* [The request]:
Please give the listing again in its entirety, exactly as written.
## BEGIN
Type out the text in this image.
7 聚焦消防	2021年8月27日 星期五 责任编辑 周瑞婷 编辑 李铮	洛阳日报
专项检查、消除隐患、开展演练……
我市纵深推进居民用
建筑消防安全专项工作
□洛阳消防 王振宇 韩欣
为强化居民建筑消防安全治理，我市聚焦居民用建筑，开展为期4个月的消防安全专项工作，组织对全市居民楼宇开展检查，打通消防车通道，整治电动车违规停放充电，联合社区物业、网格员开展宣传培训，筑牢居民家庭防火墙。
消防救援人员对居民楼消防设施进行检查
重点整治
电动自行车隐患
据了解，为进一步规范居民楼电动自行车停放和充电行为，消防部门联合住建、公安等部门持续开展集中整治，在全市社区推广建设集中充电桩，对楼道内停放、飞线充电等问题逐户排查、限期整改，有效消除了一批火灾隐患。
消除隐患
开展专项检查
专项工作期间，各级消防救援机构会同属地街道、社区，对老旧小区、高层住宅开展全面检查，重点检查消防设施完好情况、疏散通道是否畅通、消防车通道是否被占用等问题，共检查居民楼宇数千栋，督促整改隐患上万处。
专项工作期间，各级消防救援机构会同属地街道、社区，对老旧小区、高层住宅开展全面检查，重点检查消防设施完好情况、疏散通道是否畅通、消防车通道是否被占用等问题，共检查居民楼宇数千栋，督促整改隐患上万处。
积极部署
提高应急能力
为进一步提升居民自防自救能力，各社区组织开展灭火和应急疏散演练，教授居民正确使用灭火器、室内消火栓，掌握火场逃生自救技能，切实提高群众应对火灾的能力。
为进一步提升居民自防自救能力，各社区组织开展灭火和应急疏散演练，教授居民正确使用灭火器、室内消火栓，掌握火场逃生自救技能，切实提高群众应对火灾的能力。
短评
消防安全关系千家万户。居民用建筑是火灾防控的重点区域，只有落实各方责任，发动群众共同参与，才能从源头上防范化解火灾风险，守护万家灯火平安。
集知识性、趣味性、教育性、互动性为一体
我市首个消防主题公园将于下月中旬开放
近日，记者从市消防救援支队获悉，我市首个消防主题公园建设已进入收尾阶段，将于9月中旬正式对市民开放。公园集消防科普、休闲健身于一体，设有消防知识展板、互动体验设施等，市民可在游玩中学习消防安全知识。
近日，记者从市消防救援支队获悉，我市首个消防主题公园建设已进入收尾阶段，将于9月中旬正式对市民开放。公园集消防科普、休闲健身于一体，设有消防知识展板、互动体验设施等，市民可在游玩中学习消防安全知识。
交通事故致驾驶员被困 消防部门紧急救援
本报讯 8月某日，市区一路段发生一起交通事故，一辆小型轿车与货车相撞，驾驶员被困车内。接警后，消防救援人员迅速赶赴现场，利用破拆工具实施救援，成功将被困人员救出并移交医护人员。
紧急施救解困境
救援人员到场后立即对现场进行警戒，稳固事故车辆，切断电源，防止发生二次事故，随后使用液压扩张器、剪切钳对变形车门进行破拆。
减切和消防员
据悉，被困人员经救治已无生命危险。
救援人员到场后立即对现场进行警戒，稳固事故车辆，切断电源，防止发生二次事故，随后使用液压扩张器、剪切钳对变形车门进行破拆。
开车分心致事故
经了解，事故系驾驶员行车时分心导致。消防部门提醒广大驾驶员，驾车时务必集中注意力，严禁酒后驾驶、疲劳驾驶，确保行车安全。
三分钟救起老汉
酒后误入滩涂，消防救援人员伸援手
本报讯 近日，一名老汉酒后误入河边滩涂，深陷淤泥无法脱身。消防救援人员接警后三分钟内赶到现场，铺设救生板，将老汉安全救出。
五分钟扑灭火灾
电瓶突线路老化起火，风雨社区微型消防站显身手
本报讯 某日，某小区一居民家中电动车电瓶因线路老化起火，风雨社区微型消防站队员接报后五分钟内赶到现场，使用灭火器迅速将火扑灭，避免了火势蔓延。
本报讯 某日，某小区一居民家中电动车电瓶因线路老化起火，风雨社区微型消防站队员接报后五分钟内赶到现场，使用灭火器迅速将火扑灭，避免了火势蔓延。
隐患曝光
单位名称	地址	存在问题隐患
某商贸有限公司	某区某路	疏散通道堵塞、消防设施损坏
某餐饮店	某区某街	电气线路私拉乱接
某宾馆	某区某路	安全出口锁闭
## END
* [Full response]:
Type out the text in this image.
7 聚焦消防	2021年8月27日 星期五 责任编辑 周瑞婷 编辑 李铮	洛阳日报
专项检查、消除隐患、开展演练……
我市纵深推进居民用
建筑消防安全专项工作
□洛阳消防 王振宇 韩欣
为强化居民建筑消防安全治理，我市聚焦居民用建筑，开展为期4个月的消防安全专项工作，组织对全市居民楼宇开展检查，打通消防车通道，整治电动车违规停放充电，联合社区物业、网格员开展宣传培训，筑牢居民家庭防火墙。
消防救援人员对居民楼消防设施进行检查
重点整治
电动自行车隐患
据了解，为进一步规范居民楼电动自行车停放和充电行为，消防部门联合住建、公安等部门持续开展集中整治，在全市社区推广建设集中充电桩，对楼道内停放、飞线充电等问题逐户排查、限期整改，有效消除了一批火灾隐患。
消除隐患
开展专项检查
专项工作期间，各级消防救援机构会同属地街道、社区，对老旧小区、高层住宅开展全面检查，重点检查消防设施完好情况、疏散通道是否畅通、消防车通道是否被占用等问题，共检查居民楼宇数千栋，督促整改隐患上万处。
专项工作期间，各级消防救援机构会同属地街道、社区，对老旧小区、高层住宅开展全面检查，重点检查消防设施完好情况、疏散通道是否畅通、消防车通道是否被占用等问题，共检查居民楼宇数千栋，督促整改隐患上万处。
积极部署
提高应急能力
为进一步提升居民自防自救能力，各社区组织开展灭火和应急疏散演练，教授居民正确使用灭火器、室内消火栓，掌握火场逃生自救技能，切实提高群众应对火灾的能力。
为进一步提升居民自防自救能力，各社区组织开展灭火和应急疏散演练，教授居民正确使用灭火器、室内消火栓，掌握火场逃生自救技能，切实提高群众应对火灾的能力。
短评
消防安全关系千家万户。居民用建筑是火灾防控的重点区域，只有落实各方责任，发动群众共同参与，才能从源头上防范化解火灾风险，守护万家灯火平安。
集知识性、趣味性、教育性、互动性为一体
我市首个消防主题公园将于下月中旬开放
近日，记者从市消防救援支队获悉，我市首个消防主题公园建设已进入收尾阶段，将于9月中旬正式对市民开放。公园集消防科普、休闲健身于一体，设有消防知识展板、互动体验设施等，市民可在游玩中学习消防安全知识。
近日，记者从市消防救援支队获悉，我市首个消防主题公园建设已进入收尾阶段，将于9月中旬正式对市民开放。公园集消防科普、休闲健身于一体，设有消防知识展板、互动体验设施等，市民可在游玩中学习消防安全知识。
交通事故致驾驶员被困 消防部门紧急救援
本报讯 8月某日，市区一路段发生一起交通事故，一辆小型轿车与货车相撞，驾驶员被困车内。接警后，消防救援人员迅速赶赴现场，利用破拆工具实施救援，成功将被困人员救出并移交医护人员。
紧急施救解困境
救援人员到场后立即对现场进行警戒，稳固事故车辆，切断电源，防止发生二次事故，随后使用液压扩张器、剪切钳对变形车门进行破拆。
减切和消防员
据悉，被困人员经救治已无生命危险。
救援人员到场后立即对现场进行警戒，稳固事故车辆，切断电源，防止发生二次事故，随后使用液压扩张器、剪切钳对变形车门进行破拆。
开车分心致事故
经了解，事故系驾驶员行车时分心导致。消防部门提醒广大驾驶员，驾车时务必集中注意力，严禁酒后驾驶、疲劳驾驶，确保行车安全。
三分钟救起老汉
酒后误入滩涂，消防救援人员伸援手
本报讯 近日，一名老汉酒后误入河边滩涂，深陷淤泥无法脱身。消防救援人员接警后三分钟内赶到现场，铺设救生板，将老汉安全救出。
五分钟扑灭火灾
电瓶突线路老化起火，风雨社区微型消防站显身手
本报讯 某日，某小区一居民家中电动车电瓶因线路老化起火，风雨社区微型消防站队员接报后五分钟内赶到现场，使用灭火器迅速将火扑灭，避免了火势蔓延。
本报讯 某日，某小区一居民家中电动车电瓶因线路老化起火，风雨社区微型消防站队员接报后五分钟内赶到现场，使用灭火器迅速将火扑灭，避免了火势蔓延。
隐患曝光
单位名称	地址	存在问题隐患
某商贸有限公司	某区某路	疏散通道堵塞、消防设施损坏
某餐饮店	某区某街	电气线路私拉乱接
某宾馆	某区某路	安全出口锁闭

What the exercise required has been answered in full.